:: Source excerpt

Any person who fails or refuses to apply for a finding of suitability or a license within thirty days after being ordered to do so by the Mississippi Commission may be found unsuitable. The same restrictions apply to a record owner if the record owner, after request, fails to identify the beneficial owner. Any person found unsuitable and who holds, directly or indirectly, any beneficial ownership of our securities beyond such time as the Mississippi Commission prescribes, may be guilty of a misdemeanor. We may be subject to disciplinary action if, after receiving notice that a person is unsuitable to be a stockholder or to have any other relationship with us or any Gaming Subsidiary owned by us, the company involved:

 

 

pays the unsuitable person any dividend or other distribution upon such person's voting securities;

 

recognizes the exercise, directly or indirectly, of any voting rights conferred by securities held by the unsuitable person;

 

pays the unsuitable person any remuneration in any form for services rendered or otherwise, except in certain limited and specific circumstances; or

 

fails to pursue all lawful efforts to require the unsuitable person to divest himself of the securities, including, if necessary, the immediate purchase of the securities for cash at a fair market value.

 

 

 

We may be required to disclose to the Mississippi Commission, upon request, the identities of the holders of our debt or other securities. In addition, under the Mississippi Act, the Mississippi Commission, in its discretion, may require the holder of any debt security of a Registered Corporation to file an application, be investigated and be found suitable to own the debt security if the Mississippi Commission has reason to believe that the ownership of the debt security by the holder would be inconsistent with the declared policies of the State of Mississippi.

::::
:: Dataset entries

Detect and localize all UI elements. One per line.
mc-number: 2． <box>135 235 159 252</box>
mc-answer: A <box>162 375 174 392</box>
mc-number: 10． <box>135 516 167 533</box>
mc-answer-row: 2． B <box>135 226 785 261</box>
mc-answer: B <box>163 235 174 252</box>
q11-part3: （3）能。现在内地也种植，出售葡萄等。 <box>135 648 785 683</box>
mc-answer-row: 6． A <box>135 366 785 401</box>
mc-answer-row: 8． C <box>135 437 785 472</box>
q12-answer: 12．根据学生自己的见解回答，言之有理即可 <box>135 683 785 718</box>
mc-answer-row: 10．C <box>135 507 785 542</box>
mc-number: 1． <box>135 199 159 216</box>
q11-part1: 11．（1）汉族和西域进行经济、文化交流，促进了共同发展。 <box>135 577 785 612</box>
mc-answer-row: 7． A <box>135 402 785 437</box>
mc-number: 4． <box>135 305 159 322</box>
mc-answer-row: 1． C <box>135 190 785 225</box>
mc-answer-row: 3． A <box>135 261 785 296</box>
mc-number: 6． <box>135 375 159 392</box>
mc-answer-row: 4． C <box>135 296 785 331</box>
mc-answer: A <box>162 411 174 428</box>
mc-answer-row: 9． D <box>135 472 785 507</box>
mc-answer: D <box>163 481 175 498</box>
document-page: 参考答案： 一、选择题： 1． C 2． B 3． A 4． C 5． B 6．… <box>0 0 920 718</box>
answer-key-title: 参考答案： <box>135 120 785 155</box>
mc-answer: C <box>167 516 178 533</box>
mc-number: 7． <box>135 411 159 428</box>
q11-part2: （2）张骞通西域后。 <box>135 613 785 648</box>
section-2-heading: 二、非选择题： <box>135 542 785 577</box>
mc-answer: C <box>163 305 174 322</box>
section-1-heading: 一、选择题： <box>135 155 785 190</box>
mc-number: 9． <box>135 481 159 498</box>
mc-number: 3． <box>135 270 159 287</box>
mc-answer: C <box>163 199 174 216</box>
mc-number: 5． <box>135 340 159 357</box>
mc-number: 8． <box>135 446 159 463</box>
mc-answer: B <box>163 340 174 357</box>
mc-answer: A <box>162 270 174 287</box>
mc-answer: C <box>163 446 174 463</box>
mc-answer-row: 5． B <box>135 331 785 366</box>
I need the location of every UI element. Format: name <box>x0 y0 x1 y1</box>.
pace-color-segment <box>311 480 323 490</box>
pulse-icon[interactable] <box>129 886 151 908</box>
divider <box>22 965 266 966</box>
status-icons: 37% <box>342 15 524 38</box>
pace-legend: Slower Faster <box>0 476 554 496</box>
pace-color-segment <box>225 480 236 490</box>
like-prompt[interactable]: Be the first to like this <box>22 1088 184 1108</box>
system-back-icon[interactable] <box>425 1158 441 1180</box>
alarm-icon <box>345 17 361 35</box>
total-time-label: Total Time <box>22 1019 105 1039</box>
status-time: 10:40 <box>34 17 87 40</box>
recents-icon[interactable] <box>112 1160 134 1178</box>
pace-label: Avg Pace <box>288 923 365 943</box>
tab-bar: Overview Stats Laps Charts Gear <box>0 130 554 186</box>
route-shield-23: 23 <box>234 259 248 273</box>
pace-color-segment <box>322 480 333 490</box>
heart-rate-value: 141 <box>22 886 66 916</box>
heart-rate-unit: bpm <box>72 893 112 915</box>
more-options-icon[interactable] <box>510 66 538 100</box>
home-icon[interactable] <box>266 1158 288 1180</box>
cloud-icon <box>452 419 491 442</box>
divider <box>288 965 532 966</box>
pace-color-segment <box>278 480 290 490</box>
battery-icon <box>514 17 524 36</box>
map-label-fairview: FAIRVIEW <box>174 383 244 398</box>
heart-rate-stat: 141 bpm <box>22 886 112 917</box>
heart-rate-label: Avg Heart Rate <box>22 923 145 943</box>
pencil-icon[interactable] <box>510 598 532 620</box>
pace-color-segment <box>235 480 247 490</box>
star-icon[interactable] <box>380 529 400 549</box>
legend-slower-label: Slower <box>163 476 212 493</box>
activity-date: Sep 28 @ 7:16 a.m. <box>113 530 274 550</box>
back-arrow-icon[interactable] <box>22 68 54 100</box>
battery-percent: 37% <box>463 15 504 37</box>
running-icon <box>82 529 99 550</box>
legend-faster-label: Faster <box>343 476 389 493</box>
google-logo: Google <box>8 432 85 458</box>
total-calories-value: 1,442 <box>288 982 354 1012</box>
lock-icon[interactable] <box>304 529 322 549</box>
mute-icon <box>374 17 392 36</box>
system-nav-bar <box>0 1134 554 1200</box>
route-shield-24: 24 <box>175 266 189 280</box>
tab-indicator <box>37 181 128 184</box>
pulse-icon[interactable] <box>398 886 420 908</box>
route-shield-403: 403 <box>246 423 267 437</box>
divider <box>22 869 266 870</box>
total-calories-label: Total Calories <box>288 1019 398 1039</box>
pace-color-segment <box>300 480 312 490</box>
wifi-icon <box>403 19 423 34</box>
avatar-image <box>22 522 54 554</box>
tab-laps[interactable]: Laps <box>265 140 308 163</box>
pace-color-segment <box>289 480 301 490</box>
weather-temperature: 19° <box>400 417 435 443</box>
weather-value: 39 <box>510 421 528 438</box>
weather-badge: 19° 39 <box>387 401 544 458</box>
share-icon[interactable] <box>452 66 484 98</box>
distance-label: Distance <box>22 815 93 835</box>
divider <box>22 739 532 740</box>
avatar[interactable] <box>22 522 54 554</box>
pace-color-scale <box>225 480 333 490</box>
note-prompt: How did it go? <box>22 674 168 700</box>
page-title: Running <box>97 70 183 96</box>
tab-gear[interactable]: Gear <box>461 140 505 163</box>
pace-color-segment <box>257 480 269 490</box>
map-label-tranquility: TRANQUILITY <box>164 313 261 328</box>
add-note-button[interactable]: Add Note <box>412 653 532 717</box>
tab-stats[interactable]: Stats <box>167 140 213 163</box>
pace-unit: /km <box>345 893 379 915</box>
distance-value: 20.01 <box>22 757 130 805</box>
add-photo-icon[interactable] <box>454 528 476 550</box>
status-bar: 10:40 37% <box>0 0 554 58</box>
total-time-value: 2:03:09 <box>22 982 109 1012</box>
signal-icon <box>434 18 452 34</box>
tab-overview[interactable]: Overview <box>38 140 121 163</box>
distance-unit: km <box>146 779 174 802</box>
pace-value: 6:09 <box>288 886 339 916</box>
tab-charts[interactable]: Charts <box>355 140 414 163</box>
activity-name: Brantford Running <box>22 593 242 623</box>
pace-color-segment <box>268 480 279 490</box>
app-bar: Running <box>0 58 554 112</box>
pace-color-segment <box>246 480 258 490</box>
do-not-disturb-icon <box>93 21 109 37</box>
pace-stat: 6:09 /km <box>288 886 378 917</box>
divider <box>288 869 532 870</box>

::::

→ Problem 1
Transcribe the excerpt on Mississippi gaming suitability, starting at "pays the unsuitable person any remuneration" and ending at "fair market value.".
→ Problem 2
According to the excerpt on Mississippi gaming suitability, what may a person found unsuitable be guilty of if they keep beneficial ownership of the securities beyond the time the Mississippi Commission prescribes?

→ Solution 1
pays the unsuitable person any remuneration in any form for services rendered or otherwise, except in certain limited and specific circumstances; or

 

fails to pursue all lawful efforts to require the unsuitable person to divest himself of the securities, including, if necessary, the immediate purchase of the securities for cash at a fair market value.

→ Solution 2
A misdemeanor.